Count how many lines hold the word "предотвращение" and give that number as the whole answer.

— Start —

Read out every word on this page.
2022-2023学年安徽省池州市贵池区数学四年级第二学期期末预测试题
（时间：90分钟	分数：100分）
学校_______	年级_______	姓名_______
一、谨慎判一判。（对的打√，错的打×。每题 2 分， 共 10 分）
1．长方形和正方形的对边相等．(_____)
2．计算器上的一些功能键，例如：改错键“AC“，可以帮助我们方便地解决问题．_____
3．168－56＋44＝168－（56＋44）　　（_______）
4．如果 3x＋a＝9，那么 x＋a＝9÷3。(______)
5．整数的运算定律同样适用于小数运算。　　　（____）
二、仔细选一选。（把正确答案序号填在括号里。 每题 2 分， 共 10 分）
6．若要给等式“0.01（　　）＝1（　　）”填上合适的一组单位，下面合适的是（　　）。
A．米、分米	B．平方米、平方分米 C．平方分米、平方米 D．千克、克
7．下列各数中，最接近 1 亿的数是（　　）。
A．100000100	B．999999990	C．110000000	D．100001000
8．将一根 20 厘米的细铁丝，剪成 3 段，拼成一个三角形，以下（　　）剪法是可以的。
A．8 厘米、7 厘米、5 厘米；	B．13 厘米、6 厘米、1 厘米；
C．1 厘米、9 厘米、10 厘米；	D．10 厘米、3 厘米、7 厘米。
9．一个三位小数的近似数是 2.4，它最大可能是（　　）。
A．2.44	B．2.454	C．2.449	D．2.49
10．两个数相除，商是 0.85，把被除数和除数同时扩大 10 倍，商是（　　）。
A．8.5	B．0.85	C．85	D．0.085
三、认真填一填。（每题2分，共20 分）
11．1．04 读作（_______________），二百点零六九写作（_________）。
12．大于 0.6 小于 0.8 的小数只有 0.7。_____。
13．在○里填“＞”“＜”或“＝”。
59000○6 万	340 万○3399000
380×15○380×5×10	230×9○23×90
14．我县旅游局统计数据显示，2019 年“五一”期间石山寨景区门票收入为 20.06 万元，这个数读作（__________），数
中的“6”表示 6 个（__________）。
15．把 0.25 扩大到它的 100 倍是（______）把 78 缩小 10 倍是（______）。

— End —
— Start —

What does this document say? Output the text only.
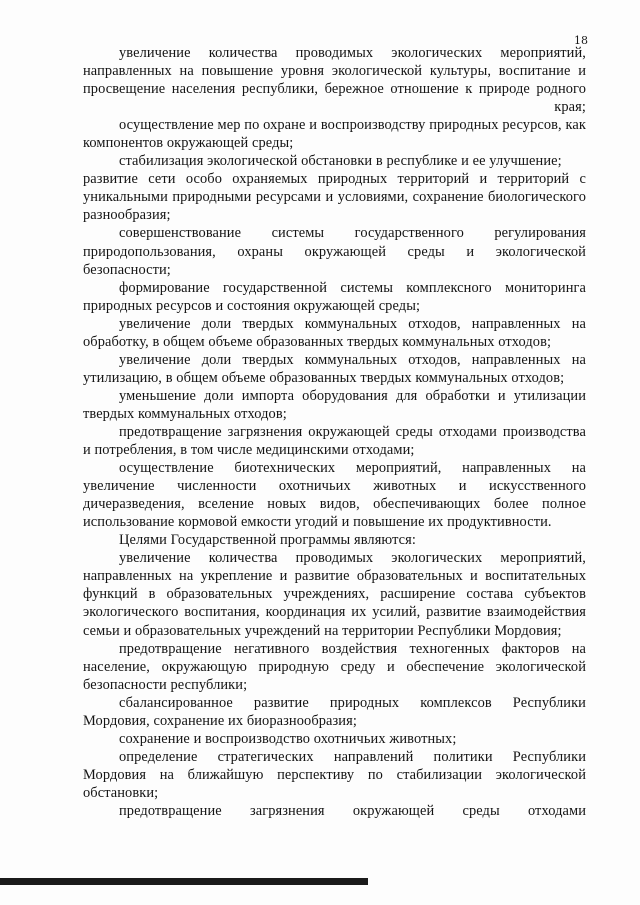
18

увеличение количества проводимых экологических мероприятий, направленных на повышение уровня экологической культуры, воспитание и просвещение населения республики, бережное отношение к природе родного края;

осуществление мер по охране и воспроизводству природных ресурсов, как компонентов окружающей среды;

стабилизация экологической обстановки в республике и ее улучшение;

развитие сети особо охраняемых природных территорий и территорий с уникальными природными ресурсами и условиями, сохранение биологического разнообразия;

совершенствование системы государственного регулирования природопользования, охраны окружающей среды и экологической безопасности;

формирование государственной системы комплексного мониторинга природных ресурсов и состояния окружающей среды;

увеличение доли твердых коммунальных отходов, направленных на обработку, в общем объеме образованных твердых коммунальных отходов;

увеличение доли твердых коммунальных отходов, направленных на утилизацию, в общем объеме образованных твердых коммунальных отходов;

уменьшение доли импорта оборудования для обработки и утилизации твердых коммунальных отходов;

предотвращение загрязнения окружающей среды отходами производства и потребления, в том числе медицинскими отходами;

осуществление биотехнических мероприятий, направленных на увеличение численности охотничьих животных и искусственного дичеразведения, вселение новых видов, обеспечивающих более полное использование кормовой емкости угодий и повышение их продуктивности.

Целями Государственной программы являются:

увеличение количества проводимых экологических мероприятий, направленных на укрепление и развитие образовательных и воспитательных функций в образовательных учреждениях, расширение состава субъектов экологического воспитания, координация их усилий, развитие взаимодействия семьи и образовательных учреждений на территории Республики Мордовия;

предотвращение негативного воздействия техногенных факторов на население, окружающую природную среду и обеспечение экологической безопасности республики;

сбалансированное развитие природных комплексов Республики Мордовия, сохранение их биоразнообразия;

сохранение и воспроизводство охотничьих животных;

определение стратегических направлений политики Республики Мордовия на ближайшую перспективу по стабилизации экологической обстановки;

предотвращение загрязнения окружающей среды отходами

— End —
— Start —

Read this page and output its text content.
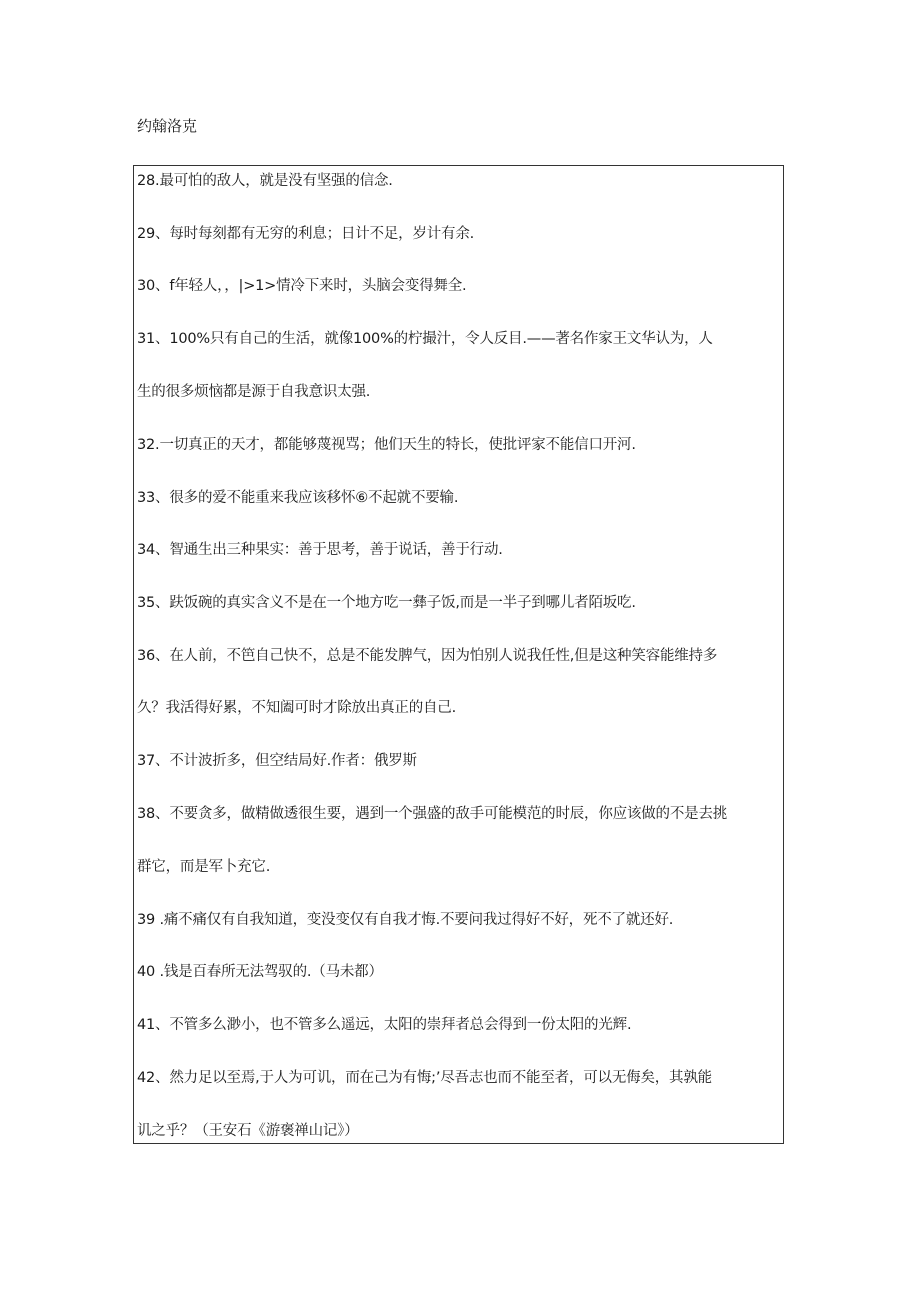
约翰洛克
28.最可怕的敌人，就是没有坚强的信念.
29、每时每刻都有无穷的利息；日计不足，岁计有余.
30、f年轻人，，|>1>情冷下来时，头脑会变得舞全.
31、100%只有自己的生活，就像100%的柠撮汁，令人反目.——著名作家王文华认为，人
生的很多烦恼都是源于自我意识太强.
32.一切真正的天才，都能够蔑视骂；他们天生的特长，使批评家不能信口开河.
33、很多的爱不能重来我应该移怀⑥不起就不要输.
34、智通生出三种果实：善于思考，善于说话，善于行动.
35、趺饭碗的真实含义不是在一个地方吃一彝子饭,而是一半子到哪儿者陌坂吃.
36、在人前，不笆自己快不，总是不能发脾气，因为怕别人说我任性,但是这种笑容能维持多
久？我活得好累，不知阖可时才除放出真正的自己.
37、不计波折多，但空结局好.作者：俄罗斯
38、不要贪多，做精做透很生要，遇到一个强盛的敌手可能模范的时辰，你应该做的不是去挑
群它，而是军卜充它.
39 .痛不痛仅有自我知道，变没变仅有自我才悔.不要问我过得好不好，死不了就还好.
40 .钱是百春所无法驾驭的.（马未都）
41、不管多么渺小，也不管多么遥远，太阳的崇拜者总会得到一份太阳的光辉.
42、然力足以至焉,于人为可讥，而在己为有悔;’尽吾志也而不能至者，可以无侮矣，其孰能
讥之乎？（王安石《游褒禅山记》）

— End —

• _RESPONSE TO THIS TASK_:
3